WHAT YOU ARE ASKED TO DO: The data below should be restated word for word, with every picture omitted.

EXERCISE INPUT:
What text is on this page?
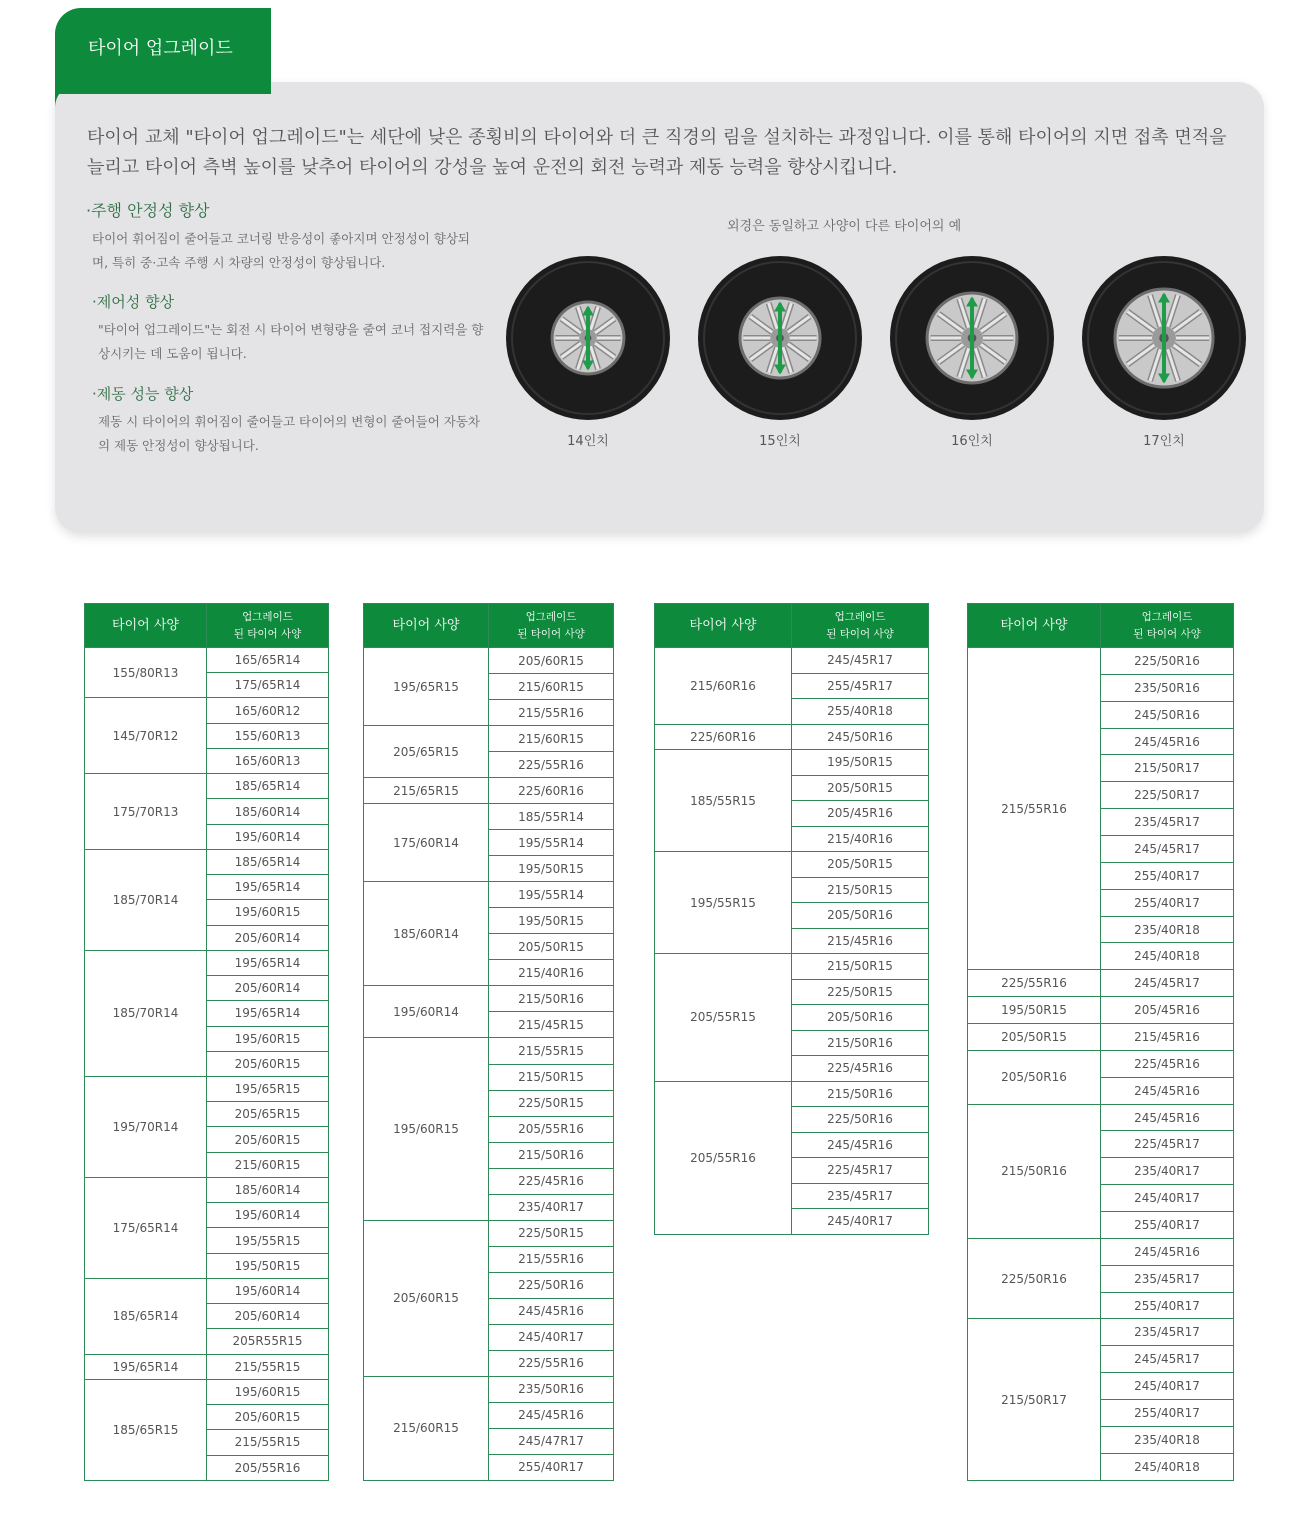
타이어 업그레이드
타이어 교체 "타이어 업그레이드"는 세단에 낮은 종횡비의 타이어와 더 큰 직경의 림을 설치하는 과정입니다. 이를 통해 타이어의 지면 접촉 면적을 늘리고 타이어 측벽 높이를 낮추어 타이어의 강성을 높여 운전의 회전 능력과 제동 능력을 향상시킵니다.
·주행 안정성 향상

타이어 휘어짐이 줄어들고 코너링 반응성이 좋아지며 안정성이 향상되며, 특히 중·고속 주행 시 차량의 안정성이 향상됩니다.

·제어성 향상

"타이어 업그레이드"는 회전 시 타이어 변형량을 줄여 코너 접지력을 향상시키는 데 도움이 됩니다.

·제동 성능 향상

제동 시 타이어의 휘어짐이 줄어들고 타이어의 변형이 줄어들어 자동차의 제동 안정성이 향상됩니다.

외경은 동일하고 사양이 다른 타이어의 예
14인치	15인치	16인치	17인치
타이어 사양	업그레이드
된 타이어 사양

155/80R13	165/65R14
	175/65R14
145/70R12	165/60R12
	155/60R13
	165/60R13
175/70R13	185/65R14
	185/60R14
	195/60R14
185/70R14	185/65R14
	195/65R14
	195/60R15
	205/60R14
185/70R14	195/65R14
	205/60R14
	195/65R14
	195/60R15
	205/60R15
195/70R14	195/65R15
	205/65R15
	205/60R15
	215/60R15
175/65R14	185/60R14
	195/60R14
	195/55R15
	195/50R15
185/65R14	195/60R14
	205/60R14
	205R55R15
195/65R14	215/55R15
185/65R15	195/60R15
	205/60R15
	215/55R15
	205/55R16
타이어 사양	업그레이드
된 타이어 사양

195/65R15	205/60R15
	215/60R15
	215/55R16
205/65R15	215/60R15
	225/55R16
215/65R15	225/60R16
175/60R14	185/55R14
	195/55R14
	195/50R15
185/60R14	195/55R14
	195/50R15
	205/50R15
	215/40R16
195/60R14	215/50R16
	215/45R15
195/60R15	215/55R15
	215/50R15
	225/50R15
	205/55R16
	215/50R16
	225/45R16
	235/40R17
205/60R15	225/50R15
	215/55R16
	225/50R16
	245/45R16
	245/40R17
	225/55R16
215/60R15	235/50R16
	245/45R16
	245/47R17
	255/40R17
타이어 사양	업그레이드
된 타이어 사양

215/60R16	245/45R17
	255/45R17
	255/40R18
225/60R16	245/50R16
185/55R15	195/50R15
	205/50R15
	205/45R16
	215/40R16
195/55R15	205/50R15
	215/50R15
	205/50R16
	215/45R16
205/55R15	215/50R15
	225/50R15
	205/50R16
	215/50R16
	225/45R16
205/55R16	215/50R16
	225/50R16
	245/45R16
	225/45R17
	235/45R17
	245/40R17
타이어 사양	업그레이드
된 타이어 사양

215/55R16	225/50R16
	235/50R16
	245/50R16
	245/45R16
	215/50R17
	225/50R17
	235/45R17
	245/45R17
	255/40R17
	255/40R17
	235/40R18
	245/40R18
225/55R16	245/45R17
195/50R15	205/45R16
205/50R15	215/45R16
205/50R16	225/45R16
	245/45R16
215/50R16	245/45R16
	225/45R17
	235/40R17
	245/40R17
	255/40R17
225/50R16	245/45R16
	235/45R17
	255/40R17
215/50R17	235/45R17
	245/45R17
	245/40R17
	255/40R17
	235/40R18
	245/40R18
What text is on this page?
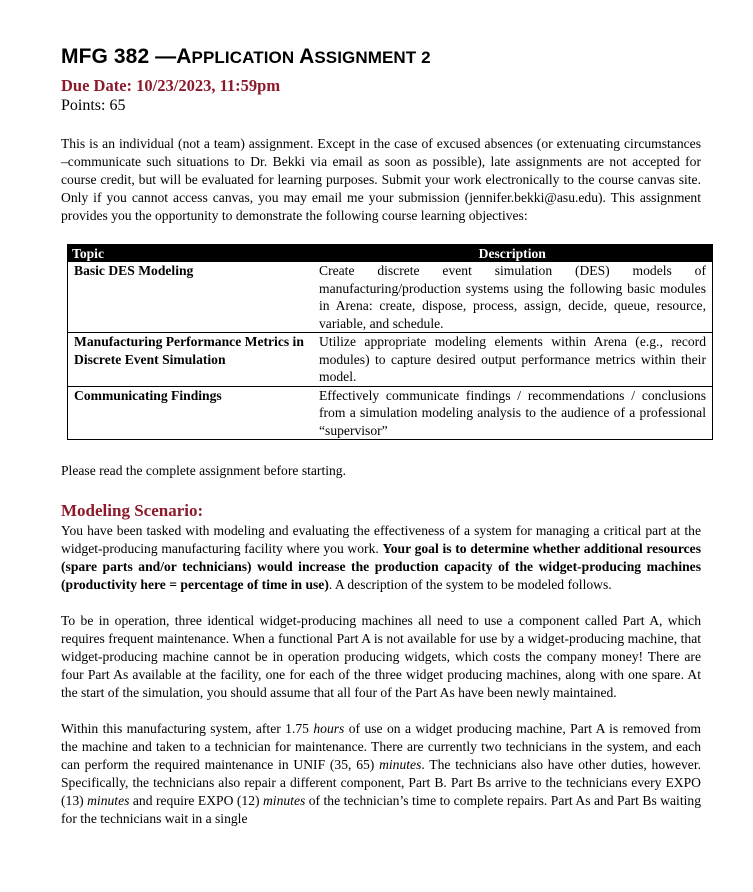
MFG 382 —APPLICATION ASSIGNMENT 2

Due Date: 10/23/2023, 11:59pm

Points: 65

This is an individual (not a team) assignment. Except in the case of excused absences (or extenuating circumstances –communicate such situations to Dr. Bekki via email as soon as possible), late assignments are not accepted for course credit, but will be evaluated for learning purposes. Submit your work electronically to the course canvas site. Only if you cannot access canvas, you may email me your submission (jennifer.bekki@asu.edu). This assignment provides you the opportunity to demonstrate the following course learning objectives:

Topic	Description
Basic DES Modeling	Create discrete event simulation (DES) models of manufacturing/production systems using the following basic modules in Arena: create, dispose, process, assign, decide, queue, resource, variable, and schedule.
Manufacturing Performance Metrics in Discrete Event Simulation	Utilize appropriate modeling elements within Arena (e.g., record modules) to capture desired output performance metrics within their model.
Communicating Findings	Effectively communicate findings / recommendations / conclusions from a simulation modeling analysis to the audience of a professional “supervisor”

Please read the complete assignment before starting.

Modeling Scenario:

You have been tasked with modeling and evaluating the effectiveness of a system for managing a critical part at the widget-producing manufacturing facility where you work. Your goal is to determine whether additional resources (spare parts and/or technicians) would increase the production capacity of the widget-producing machines (productivity here = percentage of time in use). A description of the system to be modeled follows.

To be in operation, three identical widget-producing machines all need to use a component called Part A, which requires frequent maintenance. When a functional Part A is not available for use by a widget-producing machine, that widget-producing machine cannot be in operation producing widgets, which costs the company money! There are four Part As available at the facility, one for each of the three widget producing machines, along with one spare. At the start of the simulation, you should assume that all four of the Part As have been newly maintained.

Within this manufacturing system, after 1.75 hours of use on a widget producing machine, Part A is removed from the machine and taken to a technician for maintenance. There are currently two technicians in the system, and each can perform the required maintenance in UNIF (35, 65) minutes. The technicians also have other duties, however. Specifically, the technicians also repair a different component, Part B. Part Bs arrive to the technicians every EXPO (13) minutes and require EXPO (12) minutes of the technician’s time to complete repairs. Part As and Part Bs waiting for the technicians wait in a single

TASK ANSWER:
What text is on this page?
타이어 업그레이드
타이어 교체 "타이어 업그레이드"는 세단에 낮은 종횡비의 타이어와 더 큰 직경의 림을 설치하는 과정입니다. 이를 통해 타이어의 지면 접촉 면적을 늘리고 타이어 측벽 높이를 낮추어 타이어의 강성을 높여 운전의 회전 능력과 제동 능력을 향상시킵니다.
·주행 안정성 향상

타이어 휘어짐이 줄어들고 코너링 반응성이 좋아지며 안정성이 향상되며, 특히 중·고속 주행 시 차량의 안정성이 향상됩니다.

·제어성 향상

"타이어 업그레이드"는 회전 시 타이어 변형량을 줄여 코너 접지력을 향상시키는 데 도움이 됩니다.

·제동 성능 향상

제동 시 타이어의 휘어짐이 줄어들고 타이어의 변형이 줄어들어 자동차의 제동 안정성이 향상됩니다.

외경은 동일하고 사양이 다른 타이어의 예
14인치	15인치	16인치	17인치
타이어 사양	업그레이드
된 타이어 사양

155/80R13	165/65R14
	175/65R14
145/70R12	165/60R12
	155/60R13
	165/60R13
175/70R13	185/65R14
	185/60R14
	195/60R14
185/70R14	185/65R14
	195/65R14
	195/60R15
	205/60R14
185/70R14	195/65R14
	205/60R14
	195/65R14
	195/60R15
	205/60R15
195/70R14	195/65R15
	205/65R15
	205/60R15
	215/60R15
175/65R14	185/60R14
	195/60R14
	195/55R15
	195/50R15
185/65R14	195/60R14
	205/60R14
	205R55R15
195/65R14	215/55R15
185/65R15	195/60R15
	205/60R15
	215/55R15
	205/55R16
타이어 사양	업그레이드
된 타이어 사양

195/65R15	205/60R15
	215/60R15
	215/55R16
205/65R15	215/60R15
	225/55R16
215/65R15	225/60R16
175/60R14	185/55R14
	195/55R14
	195/50R15
185/60R14	195/55R14
	195/50R15
	205/50R15
	215/40R16
195/60R14	215/50R16
	215/45R15
195/60R15	215/55R15
	215/50R15
	225/50R15
	205/55R16
	215/50R16
	225/45R16
	235/40R17
205/60R15	225/50R15
	215/55R16
	225/50R16
	245/45R16
	245/40R17
	225/55R16
215/60R15	235/50R16
	245/45R16
	245/47R17
	255/40R17
타이어 사양	업그레이드
된 타이어 사양

215/60R16	245/45R17
	255/45R17
	255/40R18
225/60R16	245/50R16
185/55R15	195/50R15
	205/50R15
	205/45R16
	215/40R16
195/55R15	205/50R15
	215/50R15
	205/50R16
	215/45R16
205/55R15	215/50R15
	225/50R15
	205/50R16
	215/50R16
	225/45R16
205/55R16	215/50R16
	225/50R16
	245/45R16
	225/45R17
	235/45R17
	245/40R17
타이어 사양	업그레이드
된 타이어 사양

215/55R16	225/50R16
	235/50R16
	245/50R16
	245/45R16
	215/50R17
	225/50R17
	235/45R17
	245/45R17
	255/40R17
	255/40R17
	235/40R18
	245/40R18
225/55R16	245/45R17
195/50R15	205/45R16
205/50R15	215/45R16
205/50R16	225/45R16
	245/45R16
215/50R16	245/45R16
	225/45R17
	235/40R17
	245/40R17
	255/40R17
225/50R16	245/45R16
	235/45R17
	255/40R17
215/50R17	235/45R17
	245/45R17
	245/40R17
	255/40R17
	235/40R18
	245/40R18
What text is on this page?
MFG 382 —APPLICATION ASSIGNMENT 2

Due Date: 10/23/2023, 11:59pm

Points: 65

This is an individual (not a team) assignment. Except in the case of excused absences (or extenuating circumstances –communicate such situations to Dr. Bekki via email as soon as possible), late assignments are not accepted for course credit, but will be evaluated for learning purposes. Submit your work electronically to the course canvas site. Only if you cannot access canvas, you may email me your submission (jennifer.bekki@asu.edu). This assignment provides you the opportunity to demonstrate the following course learning objectives:

Topic	Description
Basic DES Modeling	Create discrete event simulation (DES) models of manufacturing/production systems using the following basic modules in Arena: create, dispose, process, assign, decide, queue, resource, variable, and schedule.
Manufacturing Performance Metrics in Discrete Event Simulation	Utilize appropriate modeling elements within Arena (e.g., record modules) to capture desired output performance metrics within their model.
Communicating Findings	Effectively communicate findings / recommendations / conclusions from a simulation modeling analysis to the audience of a professional “supervisor”

Please read the complete assignment before starting.

Modeling Scenario:

You have been tasked with modeling and evaluating the effectiveness of a system for managing a critical part at the widget-producing manufacturing facility where you work. Your goal is to determine whether additional resources (spare parts and/or technicians) would increase the production capacity of the widget-producing machines (productivity here = percentage of time in use). A description of the system to be modeled follows.

To be in operation, three identical widget-producing machines all need to use a component called Part A, which requires frequent maintenance. When a functional Part A is not available for use by a widget-producing machine, that widget-producing machine cannot be in operation producing widgets, which costs the company money! There are four Part As available at the facility, one for each of the three widget producing machines, along with one spare. At the start of the simulation, you should assume that all four of the Part As have been newly maintained.

Within this manufacturing system, after 1.75 hours of use on a widget producing machine, Part A is removed from the machine and taken to a technician for maintenance. There are currently two technicians in the system, and each can perform the required maintenance in UNIF (35, 65) minutes. The technicians also have other duties, however. Specifically, the technicians also repair a different component, Part B. Part Bs arrive to the technicians every EXPO (13) minutes and require EXPO (12) minutes of the technician’s time to complete repairs. Part As and Part Bs waiting for the technicians wait in a single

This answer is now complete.